What you should do
Look for the word "heading" in the entries below, then copy every line that has it.

Stored data:
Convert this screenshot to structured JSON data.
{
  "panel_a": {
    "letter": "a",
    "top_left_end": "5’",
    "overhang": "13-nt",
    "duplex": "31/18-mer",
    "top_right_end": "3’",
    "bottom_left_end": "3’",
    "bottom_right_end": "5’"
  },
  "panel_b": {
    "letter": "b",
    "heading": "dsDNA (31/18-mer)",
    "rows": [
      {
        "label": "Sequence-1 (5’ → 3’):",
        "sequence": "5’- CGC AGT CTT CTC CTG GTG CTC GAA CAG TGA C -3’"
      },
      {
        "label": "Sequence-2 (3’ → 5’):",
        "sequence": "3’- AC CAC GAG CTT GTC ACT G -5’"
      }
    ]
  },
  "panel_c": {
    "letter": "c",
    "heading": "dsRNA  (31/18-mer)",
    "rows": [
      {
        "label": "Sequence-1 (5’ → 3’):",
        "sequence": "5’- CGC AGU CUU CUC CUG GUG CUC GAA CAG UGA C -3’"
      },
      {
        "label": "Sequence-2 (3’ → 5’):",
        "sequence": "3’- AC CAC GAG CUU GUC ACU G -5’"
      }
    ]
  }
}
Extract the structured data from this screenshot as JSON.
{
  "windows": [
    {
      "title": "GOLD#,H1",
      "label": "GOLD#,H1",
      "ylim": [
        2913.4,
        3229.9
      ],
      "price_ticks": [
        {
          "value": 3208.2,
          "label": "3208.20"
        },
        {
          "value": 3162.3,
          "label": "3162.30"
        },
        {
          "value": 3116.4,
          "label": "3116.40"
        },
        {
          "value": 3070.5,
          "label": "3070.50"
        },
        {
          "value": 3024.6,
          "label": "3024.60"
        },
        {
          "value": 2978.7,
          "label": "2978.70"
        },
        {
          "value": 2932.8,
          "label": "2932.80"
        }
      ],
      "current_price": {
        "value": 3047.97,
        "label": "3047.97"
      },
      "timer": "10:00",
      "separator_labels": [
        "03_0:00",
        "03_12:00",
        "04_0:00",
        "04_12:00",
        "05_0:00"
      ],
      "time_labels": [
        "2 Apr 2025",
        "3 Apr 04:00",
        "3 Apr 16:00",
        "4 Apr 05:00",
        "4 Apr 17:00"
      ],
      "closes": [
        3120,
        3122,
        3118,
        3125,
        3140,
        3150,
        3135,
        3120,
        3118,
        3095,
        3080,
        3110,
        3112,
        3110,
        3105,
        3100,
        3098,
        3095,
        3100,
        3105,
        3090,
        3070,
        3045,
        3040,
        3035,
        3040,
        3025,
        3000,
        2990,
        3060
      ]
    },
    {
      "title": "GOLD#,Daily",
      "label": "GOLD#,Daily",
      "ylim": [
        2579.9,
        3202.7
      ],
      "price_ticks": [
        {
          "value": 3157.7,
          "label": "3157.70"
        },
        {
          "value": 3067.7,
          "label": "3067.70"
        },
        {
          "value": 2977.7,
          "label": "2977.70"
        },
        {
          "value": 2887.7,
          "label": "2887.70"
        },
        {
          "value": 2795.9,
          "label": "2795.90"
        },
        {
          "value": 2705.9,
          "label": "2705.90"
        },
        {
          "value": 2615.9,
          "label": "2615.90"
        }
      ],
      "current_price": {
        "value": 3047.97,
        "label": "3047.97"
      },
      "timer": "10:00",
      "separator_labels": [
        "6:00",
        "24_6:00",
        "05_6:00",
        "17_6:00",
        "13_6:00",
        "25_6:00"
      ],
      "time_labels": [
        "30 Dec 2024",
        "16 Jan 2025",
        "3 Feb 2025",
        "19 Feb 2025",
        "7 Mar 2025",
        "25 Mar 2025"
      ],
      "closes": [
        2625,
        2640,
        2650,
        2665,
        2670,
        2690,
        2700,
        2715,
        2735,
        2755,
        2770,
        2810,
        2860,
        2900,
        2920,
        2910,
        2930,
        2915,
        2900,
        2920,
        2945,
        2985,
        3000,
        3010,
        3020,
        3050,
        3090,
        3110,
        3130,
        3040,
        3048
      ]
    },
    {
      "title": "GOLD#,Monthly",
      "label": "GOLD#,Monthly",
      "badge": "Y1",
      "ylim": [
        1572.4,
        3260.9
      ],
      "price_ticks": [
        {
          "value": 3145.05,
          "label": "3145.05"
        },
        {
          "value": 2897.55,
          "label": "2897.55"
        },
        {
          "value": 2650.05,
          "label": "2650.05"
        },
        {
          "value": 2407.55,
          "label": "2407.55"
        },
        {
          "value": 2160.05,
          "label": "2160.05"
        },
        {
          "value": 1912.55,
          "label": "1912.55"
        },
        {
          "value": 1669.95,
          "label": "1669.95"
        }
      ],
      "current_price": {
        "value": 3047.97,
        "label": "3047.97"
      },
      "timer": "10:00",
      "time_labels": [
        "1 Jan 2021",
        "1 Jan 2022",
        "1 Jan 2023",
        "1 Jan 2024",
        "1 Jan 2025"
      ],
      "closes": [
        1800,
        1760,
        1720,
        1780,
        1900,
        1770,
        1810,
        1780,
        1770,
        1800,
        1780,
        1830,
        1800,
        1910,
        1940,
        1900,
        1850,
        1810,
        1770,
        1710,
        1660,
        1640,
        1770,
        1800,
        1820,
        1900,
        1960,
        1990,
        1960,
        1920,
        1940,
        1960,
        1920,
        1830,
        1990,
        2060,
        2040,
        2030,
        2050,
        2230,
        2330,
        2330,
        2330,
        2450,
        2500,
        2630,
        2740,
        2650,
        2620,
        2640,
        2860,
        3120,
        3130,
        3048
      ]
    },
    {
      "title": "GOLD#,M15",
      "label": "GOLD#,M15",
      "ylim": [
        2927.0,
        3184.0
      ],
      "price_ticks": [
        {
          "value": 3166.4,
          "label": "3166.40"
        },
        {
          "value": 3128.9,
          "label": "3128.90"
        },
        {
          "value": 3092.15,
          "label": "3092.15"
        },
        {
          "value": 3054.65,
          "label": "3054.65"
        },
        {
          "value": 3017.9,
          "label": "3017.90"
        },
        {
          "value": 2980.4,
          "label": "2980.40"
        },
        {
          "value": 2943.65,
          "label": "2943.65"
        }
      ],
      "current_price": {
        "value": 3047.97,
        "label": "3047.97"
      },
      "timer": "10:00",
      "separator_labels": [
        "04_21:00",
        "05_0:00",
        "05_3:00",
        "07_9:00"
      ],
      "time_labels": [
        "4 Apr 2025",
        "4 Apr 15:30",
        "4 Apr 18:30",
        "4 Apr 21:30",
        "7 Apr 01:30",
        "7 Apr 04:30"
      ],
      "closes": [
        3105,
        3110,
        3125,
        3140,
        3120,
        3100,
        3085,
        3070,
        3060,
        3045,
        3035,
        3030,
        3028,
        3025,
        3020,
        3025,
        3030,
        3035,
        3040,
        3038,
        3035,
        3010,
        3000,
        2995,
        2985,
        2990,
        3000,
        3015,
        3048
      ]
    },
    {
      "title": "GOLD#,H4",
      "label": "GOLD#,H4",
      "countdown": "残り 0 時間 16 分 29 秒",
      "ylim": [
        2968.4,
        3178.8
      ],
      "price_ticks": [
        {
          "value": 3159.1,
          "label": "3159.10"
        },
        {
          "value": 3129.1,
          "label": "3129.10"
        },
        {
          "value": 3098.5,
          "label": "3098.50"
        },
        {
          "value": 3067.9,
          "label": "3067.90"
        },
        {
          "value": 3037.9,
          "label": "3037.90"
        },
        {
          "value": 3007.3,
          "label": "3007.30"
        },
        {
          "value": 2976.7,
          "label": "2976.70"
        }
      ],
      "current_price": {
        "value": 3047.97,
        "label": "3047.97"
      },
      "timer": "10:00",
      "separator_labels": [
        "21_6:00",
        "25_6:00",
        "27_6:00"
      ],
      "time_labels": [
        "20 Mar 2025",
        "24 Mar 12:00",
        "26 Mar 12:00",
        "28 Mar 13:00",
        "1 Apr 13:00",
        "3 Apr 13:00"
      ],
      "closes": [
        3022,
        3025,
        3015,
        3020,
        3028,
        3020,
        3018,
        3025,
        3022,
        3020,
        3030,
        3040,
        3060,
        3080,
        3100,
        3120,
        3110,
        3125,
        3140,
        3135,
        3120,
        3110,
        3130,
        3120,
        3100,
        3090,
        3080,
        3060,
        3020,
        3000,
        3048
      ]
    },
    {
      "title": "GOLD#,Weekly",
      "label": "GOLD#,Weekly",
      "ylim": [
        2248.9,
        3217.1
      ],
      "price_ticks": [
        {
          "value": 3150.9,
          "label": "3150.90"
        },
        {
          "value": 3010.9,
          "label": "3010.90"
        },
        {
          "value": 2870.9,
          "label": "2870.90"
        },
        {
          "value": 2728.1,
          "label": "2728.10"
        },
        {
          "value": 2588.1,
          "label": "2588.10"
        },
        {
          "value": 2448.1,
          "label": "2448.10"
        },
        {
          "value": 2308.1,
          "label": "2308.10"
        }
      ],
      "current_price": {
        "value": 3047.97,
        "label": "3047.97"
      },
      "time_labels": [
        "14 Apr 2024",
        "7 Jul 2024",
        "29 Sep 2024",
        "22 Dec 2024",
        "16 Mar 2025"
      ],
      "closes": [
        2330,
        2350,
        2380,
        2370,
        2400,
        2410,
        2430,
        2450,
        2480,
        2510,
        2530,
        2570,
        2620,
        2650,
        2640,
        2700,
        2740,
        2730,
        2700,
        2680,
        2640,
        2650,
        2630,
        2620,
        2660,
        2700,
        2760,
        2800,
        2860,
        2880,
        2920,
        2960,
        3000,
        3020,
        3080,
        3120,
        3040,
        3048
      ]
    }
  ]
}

Solution to the exercise
    "heading": "dsDNA (31/18-mer)",
    "heading": "dsRNA  (31/18-mer)",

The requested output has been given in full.